Task to complete: Copy the data below exactly.

---------- Provided entries

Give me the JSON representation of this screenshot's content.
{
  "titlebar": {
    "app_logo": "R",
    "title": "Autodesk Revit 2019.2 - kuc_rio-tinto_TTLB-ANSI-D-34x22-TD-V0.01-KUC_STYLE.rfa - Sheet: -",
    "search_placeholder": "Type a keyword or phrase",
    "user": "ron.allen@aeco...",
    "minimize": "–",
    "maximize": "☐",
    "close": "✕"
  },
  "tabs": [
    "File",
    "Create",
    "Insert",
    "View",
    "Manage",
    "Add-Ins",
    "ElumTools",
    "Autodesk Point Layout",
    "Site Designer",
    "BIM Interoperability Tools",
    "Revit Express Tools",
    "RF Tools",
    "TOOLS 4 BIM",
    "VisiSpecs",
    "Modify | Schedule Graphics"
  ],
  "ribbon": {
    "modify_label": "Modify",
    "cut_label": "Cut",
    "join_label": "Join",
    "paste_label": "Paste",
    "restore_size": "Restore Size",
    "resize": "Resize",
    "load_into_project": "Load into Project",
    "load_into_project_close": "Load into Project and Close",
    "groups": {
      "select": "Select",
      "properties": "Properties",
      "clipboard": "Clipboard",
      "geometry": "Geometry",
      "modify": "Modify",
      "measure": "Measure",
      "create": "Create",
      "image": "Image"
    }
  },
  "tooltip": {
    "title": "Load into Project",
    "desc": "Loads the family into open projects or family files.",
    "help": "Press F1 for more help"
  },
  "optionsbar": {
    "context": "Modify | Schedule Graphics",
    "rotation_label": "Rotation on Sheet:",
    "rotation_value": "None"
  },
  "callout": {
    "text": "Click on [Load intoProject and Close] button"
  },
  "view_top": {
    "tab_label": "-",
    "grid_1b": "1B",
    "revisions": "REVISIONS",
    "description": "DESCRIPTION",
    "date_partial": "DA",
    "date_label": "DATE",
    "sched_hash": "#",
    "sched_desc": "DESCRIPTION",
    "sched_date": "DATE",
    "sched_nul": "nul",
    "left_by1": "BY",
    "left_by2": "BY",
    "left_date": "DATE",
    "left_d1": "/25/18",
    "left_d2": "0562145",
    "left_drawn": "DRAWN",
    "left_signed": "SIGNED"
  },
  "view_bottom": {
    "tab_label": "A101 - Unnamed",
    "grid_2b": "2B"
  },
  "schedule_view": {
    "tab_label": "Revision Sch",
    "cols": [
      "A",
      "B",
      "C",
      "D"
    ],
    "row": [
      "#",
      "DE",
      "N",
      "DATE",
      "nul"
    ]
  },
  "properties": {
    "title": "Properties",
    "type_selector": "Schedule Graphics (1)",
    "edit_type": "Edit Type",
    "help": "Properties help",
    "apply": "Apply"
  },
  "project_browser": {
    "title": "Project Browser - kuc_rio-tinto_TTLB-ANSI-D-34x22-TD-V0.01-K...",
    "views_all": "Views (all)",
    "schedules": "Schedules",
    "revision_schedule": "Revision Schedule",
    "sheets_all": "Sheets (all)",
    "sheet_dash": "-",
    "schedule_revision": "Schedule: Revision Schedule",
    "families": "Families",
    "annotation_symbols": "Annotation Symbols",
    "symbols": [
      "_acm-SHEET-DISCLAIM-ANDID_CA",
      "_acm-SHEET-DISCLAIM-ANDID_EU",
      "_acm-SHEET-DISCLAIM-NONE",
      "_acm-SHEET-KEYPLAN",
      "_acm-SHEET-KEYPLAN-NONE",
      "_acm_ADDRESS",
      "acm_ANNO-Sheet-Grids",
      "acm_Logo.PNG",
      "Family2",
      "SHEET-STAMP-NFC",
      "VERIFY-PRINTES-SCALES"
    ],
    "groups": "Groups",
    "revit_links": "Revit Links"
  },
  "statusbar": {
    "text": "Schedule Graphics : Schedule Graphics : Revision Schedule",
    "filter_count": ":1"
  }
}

--------------------

Written solution:
Give me the JSON representation of this screenshot's content.
{
  "titlebar": {
    "app_logo": "R",
    "title": "Autodesk Revit 2019.2 - kuc_rio-tinto_TTLB-ANSI-D-34x22-TD-V0.01-KUC_STYLE.rfa - Sheet: -",
    "search_placeholder": "Type a keyword or phrase",
    "user": "ron.allen@aeco...",
    "minimize": "–",
    "maximize": "☐",
    "close": "✕"
  },
  "tabs": [
    "File",
    "Create",
    "Insert",
    "View",
    "Manage",
    "Add-Ins",
    "ElumTools",
    "Autodesk Point Layout",
    "Site Designer",
    "BIM Interoperability Tools",
    "Revit Express Tools",
    "RF Tools",
    "TOOLS 4 BIM",
    "VisiSpecs",
    "Modify | Schedule Graphics"
  ],
  "ribbon": {
    "modify_label": "Modify",
    "cut_label": "Cut",
    "join_label": "Join",
    "paste_label": "Paste",
    "restore_size": "Restore Size",
    "resize": "Resize",
    "load_into_project": "Load into Project",
    "load_into_project_close": "Load into Project and Close",
    "groups": {
      "select": "Select",
      "properties": "Properties",
      "clipboard": "Clipboard",
      "geometry": "Geometry",
      "modify": "Modify",
      "measure": "Measure",
      "create": "Create",
      "image": "Image"
    }
  },
  "tooltip": {
    "title": "Load into Project",
    "desc": "Loads the family into open projects or family files.",
    "help": "Press F1 for more help"
  },
  "optionsbar": {
    "context": "Modify | Schedule Graphics",
    "rotation_label": "Rotation on Sheet:",
    "rotation_value": "None"
  },
  "callout": {
    "text": "Click on [Load intoProject and Close] button"
  },
  "view_top": {
    "tab_label": "-",
    "grid_1b": "1B",
    "revisions": "REVISIONS",
    "description": "DESCRIPTION",
    "date_partial": "DA",
    "date_label": "DATE",
    "sched_hash": "#",
    "sched_desc": "DESCRIPTION",
    "sched_date": "DATE",
    "sched_nul": "nul",
    "left_by1": "BY",
    "left_by2": "BY",
    "left_date": "DATE",
    "left_d1": "/25/18",
    "left_d2": "0562145",
    "left_drawn": "DRAWN",
    "left_signed": "SIGNED"
  },
  "view_bottom": {
    "tab_label": "A101 - Unnamed",
    "grid_2b": "2B"
  },
  "schedule_view": {
    "tab_label": "Revision Sch",
    "cols": [
      "A",
      "B",
      "C",
      "D"
    ],
    "row": [
      "#",
      "DE",
      "N",
      "DATE",
      "nul"
    ]
  },
  "properties": {
    "title": "Properties",
    "type_selector": "Schedule Graphics (1)",
    "edit_type": "Edit Type",
    "help": "Properties help",
    "apply": "Apply"
  },
  "project_browser": {
    "title": "Project Browser - kuc_rio-tinto_TTLB-ANSI-D-34x22-TD-V0.01-K...",
    "views_all": "Views (all)",
    "schedules": "Schedules",
    "revision_schedule": "Revision Schedule",
    "sheets_all": "Sheets (all)",
    "sheet_dash": "-",
    "schedule_revision": "Schedule: Revision Schedule",
    "families": "Families",
    "annotation_symbols": "Annotation Symbols",
    "symbols": [
      "_acm-SHEET-DISCLAIM-ANDID_CA",
      "_acm-SHEET-DISCLAIM-ANDID_EU",
      "_acm-SHEET-DISCLAIM-NONE",
      "_acm-SHEET-KEYPLAN",
      "_acm-SHEET-KEYPLAN-NONE",
      "_acm_ADDRESS",
      "acm_ANNO-Sheet-Grids",
      "acm_Logo.PNG",
      "Family2",
      "SHEET-STAMP-NFC",
      "VERIFY-PRINTES-SCALES"
    ],
    "groups": "Groups",
    "revit_links": "Revit Links"
  },
  "statusbar": {
    "text": "Schedule Graphics : Schedule Graphics : Revision Schedule",
    "filter_count": ":1"
  }
}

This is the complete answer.